§ To do
All lines holding the string "data" are to be shown.

━━ Supplied entries

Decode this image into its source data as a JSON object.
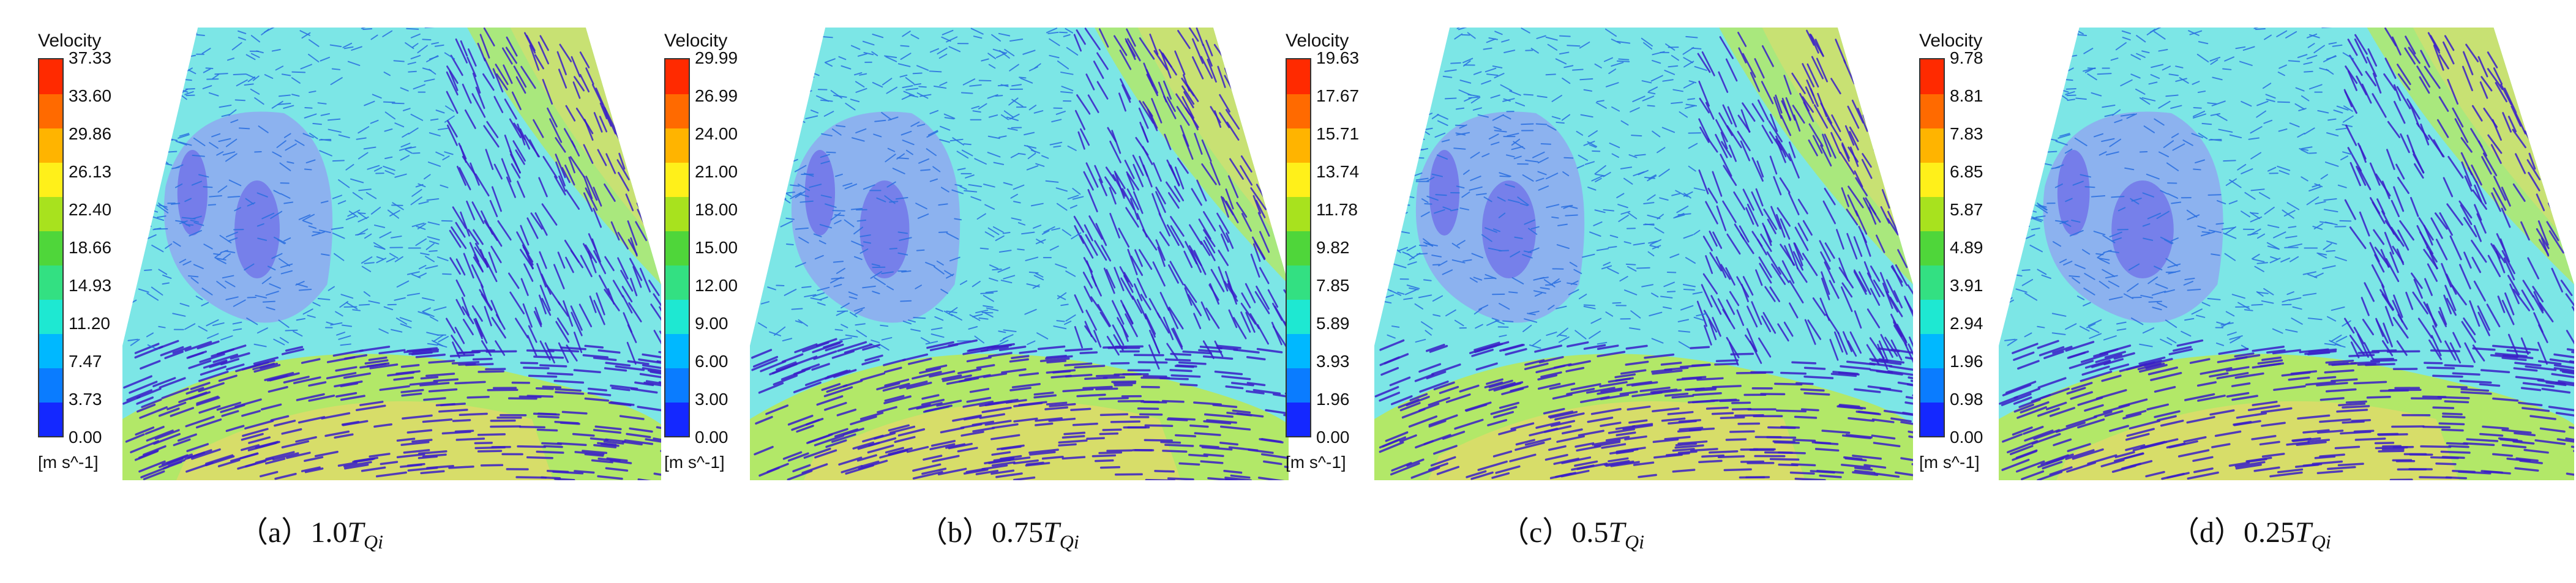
{
  "legend_title": "Velocity",
  "legend_unit": "[m s^-1]",
  "legend_colors": [
    "#1428ff",
    "#0a7cff",
    "#00b8ff",
    "#1ee8d2",
    "#33e082",
    "#4fd63a",
    "#a8e21e",
    "#fff01a",
    "#ffb400",
    "#ff6a00",
    "#ff2a00"
  ],
  "field_colors": {
    "base": "#7ce6e6",
    "low": "#8fa8f0",
    "core": "#6f6fe8",
    "high": "#b8e85a",
    "peak": "#e7d96a",
    "vector_dark": "#3a1fc8",
    "vector_mid": "#2a6fe0"
  },
  "panels": [
    {
      "label_prefix": "（a）",
      "label_value": "1.0",
      "label_symbol": "T",
      "label_sub": "Qi",
      "ticks": [
        "37.33",
        "33.60",
        "29.86",
        "26.13",
        "22.40",
        "18.66",
        "14.93",
        "11.20",
        "7.47",
        "3.73",
        "0.00"
      ]
    },
    {
      "label_prefix": "（b）",
      "label_value": "0.75",
      "label_symbol": "T",
      "label_sub": "Qi",
      "ticks": [
        "29.99",
        "26.99",
        "24.00",
        "21.00",
        "18.00",
        "15.00",
        "12.00",
        "9.00",
        "6.00",
        "3.00",
        "0.00"
      ]
    },
    {
      "label_prefix": "（c）",
      "label_value": "0.5",
      "label_symbol": "T",
      "label_sub": "Qi",
      "ticks": [
        "19.63",
        "17.67",
        "15.71",
        "13.74",
        "11.78",
        "9.82",
        "7.85",
        "5.89",
        "3.93",
        "1.96",
        "0.00"
      ]
    },
    {
      "label_prefix": "（d）",
      "label_value": "0.25",
      "label_symbol": "T",
      "label_sub": "Qi",
      "ticks": [
        "9.78",
        "8.81",
        "7.83",
        "6.85",
        "5.87",
        "4.89",
        "3.91",
        "2.94",
        "1.96",
        "0.98",
        "0.00"
      ]
    }
  ]
}
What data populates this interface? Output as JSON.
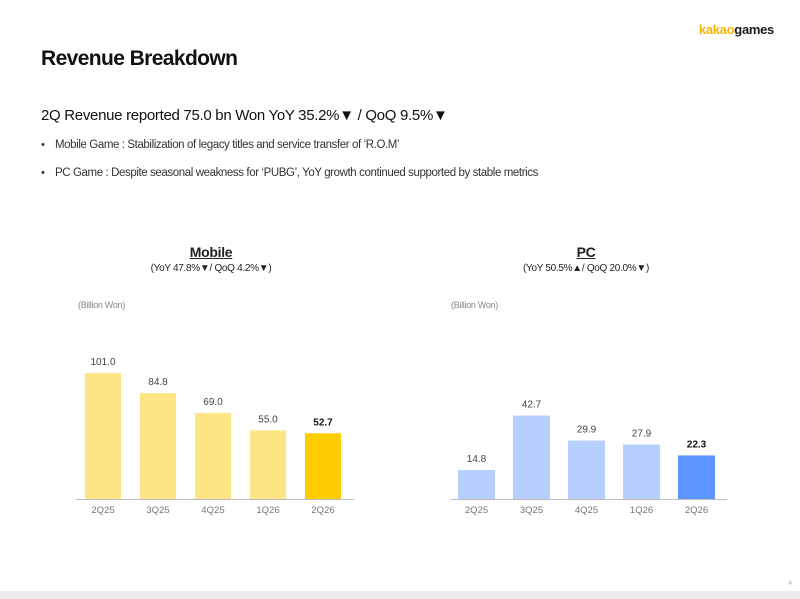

━━━━

§ Answer
Decode this image into its source data as a JSON object.
What data populates this interface? Output as JSON.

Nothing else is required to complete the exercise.